> **Data listing**:
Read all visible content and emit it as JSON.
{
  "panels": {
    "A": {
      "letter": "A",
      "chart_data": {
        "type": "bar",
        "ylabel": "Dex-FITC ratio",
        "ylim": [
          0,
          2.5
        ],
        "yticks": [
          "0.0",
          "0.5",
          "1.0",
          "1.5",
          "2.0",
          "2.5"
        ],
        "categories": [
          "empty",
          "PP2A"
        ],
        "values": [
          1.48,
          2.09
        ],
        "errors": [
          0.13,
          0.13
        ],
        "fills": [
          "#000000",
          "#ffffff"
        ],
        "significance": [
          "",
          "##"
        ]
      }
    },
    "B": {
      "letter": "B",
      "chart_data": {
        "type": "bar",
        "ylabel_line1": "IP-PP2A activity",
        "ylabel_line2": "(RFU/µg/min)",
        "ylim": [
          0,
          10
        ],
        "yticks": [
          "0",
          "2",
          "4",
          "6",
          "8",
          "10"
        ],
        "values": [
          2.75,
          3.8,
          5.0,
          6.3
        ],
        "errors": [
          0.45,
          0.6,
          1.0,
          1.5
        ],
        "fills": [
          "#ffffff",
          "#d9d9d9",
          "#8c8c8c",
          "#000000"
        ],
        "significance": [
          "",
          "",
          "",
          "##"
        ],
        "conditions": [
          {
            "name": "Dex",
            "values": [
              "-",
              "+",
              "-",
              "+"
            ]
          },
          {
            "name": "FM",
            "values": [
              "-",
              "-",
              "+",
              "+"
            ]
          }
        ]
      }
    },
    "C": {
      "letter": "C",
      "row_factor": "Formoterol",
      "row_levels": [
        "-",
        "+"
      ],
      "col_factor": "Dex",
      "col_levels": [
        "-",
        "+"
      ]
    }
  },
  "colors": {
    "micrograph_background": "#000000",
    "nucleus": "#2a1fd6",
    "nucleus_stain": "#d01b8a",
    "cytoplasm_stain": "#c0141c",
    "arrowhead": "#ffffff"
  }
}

> **Exercise task**:
Return the listing above in full, character for character.

> **Answer to this exercise**:
Read all visible content and emit it as JSON.
{
  "panels": {
    "A": {
      "letter": "A",
      "chart_data": {
        "type": "bar",
        "ylabel": "Dex-FITC ratio",
        "ylim": [
          0,
          2.5
        ],
        "yticks": [
          "0.0",
          "0.5",
          "1.0",
          "1.5",
          "2.0",
          "2.5"
        ],
        "categories": [
          "empty",
          "PP2A"
        ],
        "values": [
          1.48,
          2.09
        ],
        "errors": [
          0.13,
          0.13
        ],
        "fills": [
          "#000000",
          "#ffffff"
        ],
        "significance": [
          "",
          "##"
        ]
      }
    },
    "B": {
      "letter": "B",
      "chart_data": {
        "type": "bar",
        "ylabel_line1": "IP-PP2A activity",
        "ylabel_line2": "(RFU/µg/min)",
        "ylim": [
          0,
          10
        ],
        "yticks": [
          "0",
          "2",
          "4",
          "6",
          "8",
          "10"
        ],
        "values": [
          2.75,
          3.8,
          5.0,
          6.3
        ],
        "errors": [
          0.45,
          0.6,
          1.0,
          1.5
        ],
        "fills": [
          "#ffffff",
          "#d9d9d9",
          "#8c8c8c",
          "#000000"
        ],
        "significance": [
          "",
          "",
          "",
          "##"
        ],
        "conditions": [
          {
            "name": "Dex",
            "values": [
              "-",
              "+",
              "-",
              "+"
            ]
          },
          {
            "name": "FM",
            "values": [
              "-",
              "-",
              "+",
              "+"
            ]
          }
        ]
      }
    },
    "C": {
      "letter": "C",
      "row_factor": "Formoterol",
      "row_levels": [
        "-",
        "+"
      ],
      "col_factor": "Dex",
      "col_levels": [
        "-",
        "+"
      ]
    }
  },
  "colors": {
    "micrograph_background": "#000000",
    "nucleus": "#2a1fd6",
    "nucleus_stain": "#d01b8a",
    "cytoplasm_stain": "#c0141c",
    "arrowhead": "#ffffff"
  }
}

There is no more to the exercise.